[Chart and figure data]
((
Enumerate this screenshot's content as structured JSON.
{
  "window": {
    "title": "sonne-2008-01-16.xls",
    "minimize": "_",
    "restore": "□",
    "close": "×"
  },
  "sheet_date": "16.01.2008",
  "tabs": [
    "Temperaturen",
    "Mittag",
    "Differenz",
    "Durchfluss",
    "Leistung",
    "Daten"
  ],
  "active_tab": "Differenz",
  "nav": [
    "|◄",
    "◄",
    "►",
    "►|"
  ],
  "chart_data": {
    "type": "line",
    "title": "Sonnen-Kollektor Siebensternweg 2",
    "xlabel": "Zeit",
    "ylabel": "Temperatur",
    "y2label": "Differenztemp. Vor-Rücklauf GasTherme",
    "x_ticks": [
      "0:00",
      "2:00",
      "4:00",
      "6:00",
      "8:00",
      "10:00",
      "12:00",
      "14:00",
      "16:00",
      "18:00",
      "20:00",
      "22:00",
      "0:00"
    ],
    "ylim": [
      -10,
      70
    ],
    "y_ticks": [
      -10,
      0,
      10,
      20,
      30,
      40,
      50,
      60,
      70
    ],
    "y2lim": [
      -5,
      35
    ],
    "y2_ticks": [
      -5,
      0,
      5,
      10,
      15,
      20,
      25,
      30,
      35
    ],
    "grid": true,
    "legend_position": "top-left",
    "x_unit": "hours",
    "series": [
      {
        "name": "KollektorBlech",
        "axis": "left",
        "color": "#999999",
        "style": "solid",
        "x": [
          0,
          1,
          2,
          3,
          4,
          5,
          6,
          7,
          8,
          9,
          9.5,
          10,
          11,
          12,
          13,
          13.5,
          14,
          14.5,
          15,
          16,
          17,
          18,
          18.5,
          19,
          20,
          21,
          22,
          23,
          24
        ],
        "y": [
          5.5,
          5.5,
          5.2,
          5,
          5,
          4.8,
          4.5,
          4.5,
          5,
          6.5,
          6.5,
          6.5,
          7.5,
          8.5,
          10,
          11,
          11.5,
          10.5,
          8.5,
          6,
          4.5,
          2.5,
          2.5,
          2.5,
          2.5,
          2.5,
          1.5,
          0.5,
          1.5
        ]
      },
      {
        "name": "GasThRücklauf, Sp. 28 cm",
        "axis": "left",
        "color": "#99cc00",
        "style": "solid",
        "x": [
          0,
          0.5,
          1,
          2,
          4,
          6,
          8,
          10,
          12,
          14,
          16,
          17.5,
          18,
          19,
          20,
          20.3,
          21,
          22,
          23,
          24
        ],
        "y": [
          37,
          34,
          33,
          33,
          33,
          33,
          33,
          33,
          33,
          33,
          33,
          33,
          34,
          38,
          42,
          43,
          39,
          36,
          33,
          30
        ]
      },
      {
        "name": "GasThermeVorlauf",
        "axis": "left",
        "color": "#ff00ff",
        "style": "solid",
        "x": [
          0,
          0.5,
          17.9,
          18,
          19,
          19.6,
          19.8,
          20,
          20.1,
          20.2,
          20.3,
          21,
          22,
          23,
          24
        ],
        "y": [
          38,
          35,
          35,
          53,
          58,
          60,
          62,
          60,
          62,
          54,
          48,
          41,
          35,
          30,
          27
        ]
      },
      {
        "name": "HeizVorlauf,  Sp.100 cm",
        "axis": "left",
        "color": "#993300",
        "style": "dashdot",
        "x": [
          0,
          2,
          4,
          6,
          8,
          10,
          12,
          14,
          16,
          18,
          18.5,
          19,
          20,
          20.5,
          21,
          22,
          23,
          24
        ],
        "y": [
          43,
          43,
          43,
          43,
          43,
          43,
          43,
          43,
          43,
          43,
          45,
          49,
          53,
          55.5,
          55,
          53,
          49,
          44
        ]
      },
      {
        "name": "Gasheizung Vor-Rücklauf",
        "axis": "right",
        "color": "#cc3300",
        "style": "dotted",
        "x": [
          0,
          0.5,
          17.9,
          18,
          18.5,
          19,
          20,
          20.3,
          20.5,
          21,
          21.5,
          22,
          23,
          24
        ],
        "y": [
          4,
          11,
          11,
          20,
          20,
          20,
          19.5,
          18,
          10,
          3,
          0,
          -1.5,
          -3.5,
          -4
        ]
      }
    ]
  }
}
))
• **What needs to be done**: Identify the lines above with the word "color". Copy them.

• **Right answer**:
        "color": "#999999",
        "color": "#99cc00",
        "color": "#ff00ff",
        "color": "#993300",
        "color": "#cc3300",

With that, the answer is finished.